Entries provided |
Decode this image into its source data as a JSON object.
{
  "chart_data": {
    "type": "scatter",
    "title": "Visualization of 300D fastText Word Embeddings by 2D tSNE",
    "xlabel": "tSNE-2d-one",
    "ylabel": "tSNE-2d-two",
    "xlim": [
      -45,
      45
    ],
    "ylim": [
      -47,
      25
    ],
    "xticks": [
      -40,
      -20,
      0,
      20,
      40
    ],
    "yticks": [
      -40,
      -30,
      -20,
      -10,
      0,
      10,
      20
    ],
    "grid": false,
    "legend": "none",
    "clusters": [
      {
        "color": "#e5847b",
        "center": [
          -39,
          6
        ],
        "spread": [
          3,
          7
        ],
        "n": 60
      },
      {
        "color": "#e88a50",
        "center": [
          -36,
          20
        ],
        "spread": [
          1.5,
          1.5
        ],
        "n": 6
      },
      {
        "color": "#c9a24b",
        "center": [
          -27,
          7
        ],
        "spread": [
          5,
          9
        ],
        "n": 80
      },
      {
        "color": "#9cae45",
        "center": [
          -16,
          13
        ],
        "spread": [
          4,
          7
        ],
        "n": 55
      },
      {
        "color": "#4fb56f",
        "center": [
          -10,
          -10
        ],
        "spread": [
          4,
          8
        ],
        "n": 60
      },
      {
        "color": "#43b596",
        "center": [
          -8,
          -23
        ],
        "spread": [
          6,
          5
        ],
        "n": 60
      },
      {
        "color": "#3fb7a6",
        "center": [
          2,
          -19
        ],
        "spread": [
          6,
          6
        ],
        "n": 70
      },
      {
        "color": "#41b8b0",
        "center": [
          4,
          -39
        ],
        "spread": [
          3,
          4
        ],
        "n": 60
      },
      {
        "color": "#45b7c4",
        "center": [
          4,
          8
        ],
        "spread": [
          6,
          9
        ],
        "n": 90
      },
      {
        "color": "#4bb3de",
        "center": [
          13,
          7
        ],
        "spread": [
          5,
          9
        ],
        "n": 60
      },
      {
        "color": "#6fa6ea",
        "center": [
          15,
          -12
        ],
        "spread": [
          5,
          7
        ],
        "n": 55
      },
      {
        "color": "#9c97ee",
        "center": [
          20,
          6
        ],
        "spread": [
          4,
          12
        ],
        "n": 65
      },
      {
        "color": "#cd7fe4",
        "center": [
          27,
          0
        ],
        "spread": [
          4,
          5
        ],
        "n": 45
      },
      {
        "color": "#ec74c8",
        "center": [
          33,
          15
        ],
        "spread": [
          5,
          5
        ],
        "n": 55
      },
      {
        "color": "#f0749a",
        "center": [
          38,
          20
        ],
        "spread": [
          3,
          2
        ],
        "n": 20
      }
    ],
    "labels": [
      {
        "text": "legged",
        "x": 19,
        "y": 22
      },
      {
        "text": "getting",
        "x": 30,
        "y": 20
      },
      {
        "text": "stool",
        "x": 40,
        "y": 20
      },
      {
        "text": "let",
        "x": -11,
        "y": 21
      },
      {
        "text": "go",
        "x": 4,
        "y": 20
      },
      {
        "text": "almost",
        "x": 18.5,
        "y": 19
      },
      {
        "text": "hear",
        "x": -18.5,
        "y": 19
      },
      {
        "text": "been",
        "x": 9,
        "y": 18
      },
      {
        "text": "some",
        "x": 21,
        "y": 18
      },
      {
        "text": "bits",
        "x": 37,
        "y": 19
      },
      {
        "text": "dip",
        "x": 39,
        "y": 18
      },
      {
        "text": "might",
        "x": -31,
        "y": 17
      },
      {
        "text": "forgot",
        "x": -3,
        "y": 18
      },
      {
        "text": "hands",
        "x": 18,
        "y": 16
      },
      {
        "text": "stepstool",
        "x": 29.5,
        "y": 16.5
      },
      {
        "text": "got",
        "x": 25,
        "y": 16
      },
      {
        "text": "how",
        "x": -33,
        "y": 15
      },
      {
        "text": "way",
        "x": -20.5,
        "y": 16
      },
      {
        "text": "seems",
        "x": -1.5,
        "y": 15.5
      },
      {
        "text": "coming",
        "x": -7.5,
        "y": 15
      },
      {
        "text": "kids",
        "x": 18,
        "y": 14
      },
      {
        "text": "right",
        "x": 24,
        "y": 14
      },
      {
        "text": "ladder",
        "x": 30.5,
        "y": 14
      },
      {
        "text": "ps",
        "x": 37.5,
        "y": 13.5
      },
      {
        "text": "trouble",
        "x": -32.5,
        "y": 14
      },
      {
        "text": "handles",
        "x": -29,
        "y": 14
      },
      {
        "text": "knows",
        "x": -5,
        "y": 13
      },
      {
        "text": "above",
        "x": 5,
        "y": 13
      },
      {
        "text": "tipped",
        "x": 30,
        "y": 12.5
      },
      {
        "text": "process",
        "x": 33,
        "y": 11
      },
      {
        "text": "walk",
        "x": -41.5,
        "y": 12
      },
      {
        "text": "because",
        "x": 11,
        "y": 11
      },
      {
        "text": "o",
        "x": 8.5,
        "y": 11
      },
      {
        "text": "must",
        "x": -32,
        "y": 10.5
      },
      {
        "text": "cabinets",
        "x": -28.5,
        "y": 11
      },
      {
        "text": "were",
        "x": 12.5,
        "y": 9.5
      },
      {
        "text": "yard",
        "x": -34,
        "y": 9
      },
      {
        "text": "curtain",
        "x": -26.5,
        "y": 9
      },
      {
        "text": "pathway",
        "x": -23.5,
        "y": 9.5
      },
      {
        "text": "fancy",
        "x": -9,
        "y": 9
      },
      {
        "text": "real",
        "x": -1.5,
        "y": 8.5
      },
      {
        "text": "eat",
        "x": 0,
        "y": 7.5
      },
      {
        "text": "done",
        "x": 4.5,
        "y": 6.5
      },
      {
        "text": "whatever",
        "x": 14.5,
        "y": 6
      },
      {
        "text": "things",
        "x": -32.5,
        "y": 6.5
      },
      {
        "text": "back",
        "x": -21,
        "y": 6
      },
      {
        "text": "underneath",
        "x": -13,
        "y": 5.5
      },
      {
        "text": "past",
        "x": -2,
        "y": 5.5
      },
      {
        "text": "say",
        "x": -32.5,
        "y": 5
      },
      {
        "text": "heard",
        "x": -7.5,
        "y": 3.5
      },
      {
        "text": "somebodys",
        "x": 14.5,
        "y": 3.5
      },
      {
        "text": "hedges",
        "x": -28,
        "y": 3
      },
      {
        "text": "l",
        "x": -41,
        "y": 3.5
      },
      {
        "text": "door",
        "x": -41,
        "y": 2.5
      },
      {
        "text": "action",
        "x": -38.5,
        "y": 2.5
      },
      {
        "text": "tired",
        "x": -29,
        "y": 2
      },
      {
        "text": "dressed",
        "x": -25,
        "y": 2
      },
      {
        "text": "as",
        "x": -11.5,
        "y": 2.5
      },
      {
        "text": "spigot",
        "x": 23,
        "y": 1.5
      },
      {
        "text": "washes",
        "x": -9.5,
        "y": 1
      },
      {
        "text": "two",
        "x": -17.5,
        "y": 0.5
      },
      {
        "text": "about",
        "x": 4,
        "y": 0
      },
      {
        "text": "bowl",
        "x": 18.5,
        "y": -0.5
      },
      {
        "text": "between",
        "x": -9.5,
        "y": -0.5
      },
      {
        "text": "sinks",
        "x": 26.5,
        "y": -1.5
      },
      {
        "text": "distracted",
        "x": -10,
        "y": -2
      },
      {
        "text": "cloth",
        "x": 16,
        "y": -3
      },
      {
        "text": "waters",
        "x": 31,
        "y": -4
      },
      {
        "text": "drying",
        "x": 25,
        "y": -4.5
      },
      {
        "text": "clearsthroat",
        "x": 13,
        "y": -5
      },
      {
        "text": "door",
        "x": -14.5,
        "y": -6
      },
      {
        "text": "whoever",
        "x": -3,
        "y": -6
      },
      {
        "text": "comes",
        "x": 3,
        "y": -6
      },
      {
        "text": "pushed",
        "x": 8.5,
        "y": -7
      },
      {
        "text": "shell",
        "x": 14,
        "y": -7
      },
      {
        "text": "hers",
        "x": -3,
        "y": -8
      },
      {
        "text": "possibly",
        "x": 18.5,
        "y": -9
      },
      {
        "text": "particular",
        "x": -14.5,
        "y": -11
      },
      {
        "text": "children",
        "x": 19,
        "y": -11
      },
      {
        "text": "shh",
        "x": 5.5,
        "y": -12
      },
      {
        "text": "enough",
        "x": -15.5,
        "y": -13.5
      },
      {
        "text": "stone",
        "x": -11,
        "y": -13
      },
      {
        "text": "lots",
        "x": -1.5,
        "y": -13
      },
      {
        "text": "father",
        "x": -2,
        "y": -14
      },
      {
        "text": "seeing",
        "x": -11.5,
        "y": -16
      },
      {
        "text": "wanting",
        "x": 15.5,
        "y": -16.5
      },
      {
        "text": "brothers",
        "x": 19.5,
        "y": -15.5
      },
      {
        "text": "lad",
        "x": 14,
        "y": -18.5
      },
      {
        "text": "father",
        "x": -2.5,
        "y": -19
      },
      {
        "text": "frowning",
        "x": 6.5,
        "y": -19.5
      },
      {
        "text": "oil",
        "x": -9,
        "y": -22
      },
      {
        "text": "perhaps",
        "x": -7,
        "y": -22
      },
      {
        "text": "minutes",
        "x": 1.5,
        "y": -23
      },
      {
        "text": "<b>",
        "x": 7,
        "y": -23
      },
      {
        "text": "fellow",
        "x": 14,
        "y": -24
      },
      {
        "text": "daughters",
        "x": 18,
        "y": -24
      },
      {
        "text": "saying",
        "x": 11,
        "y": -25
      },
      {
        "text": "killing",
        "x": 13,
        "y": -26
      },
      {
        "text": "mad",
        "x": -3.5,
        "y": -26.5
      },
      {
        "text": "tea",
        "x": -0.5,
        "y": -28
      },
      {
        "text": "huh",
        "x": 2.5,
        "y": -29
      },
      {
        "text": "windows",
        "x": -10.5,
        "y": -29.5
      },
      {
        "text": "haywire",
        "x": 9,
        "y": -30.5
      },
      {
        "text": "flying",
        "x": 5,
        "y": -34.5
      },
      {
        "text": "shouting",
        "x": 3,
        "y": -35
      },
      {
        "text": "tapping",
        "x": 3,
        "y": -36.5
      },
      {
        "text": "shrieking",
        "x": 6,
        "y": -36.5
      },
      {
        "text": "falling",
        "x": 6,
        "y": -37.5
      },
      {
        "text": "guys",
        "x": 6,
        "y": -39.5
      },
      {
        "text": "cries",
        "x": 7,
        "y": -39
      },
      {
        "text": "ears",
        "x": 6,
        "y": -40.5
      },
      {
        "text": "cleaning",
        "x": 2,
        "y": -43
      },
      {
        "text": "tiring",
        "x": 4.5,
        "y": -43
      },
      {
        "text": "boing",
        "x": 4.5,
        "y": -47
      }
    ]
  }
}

Set task |
In the material above, show every line where the word "tSNE" turns up.

Exercise output |
    "title": "Visualization of 300D fastText Word Embeddings by 2D tSNE",
    "xlabel": "tSNE-2d-one",
    "ylabel": "tSNE-2d-two",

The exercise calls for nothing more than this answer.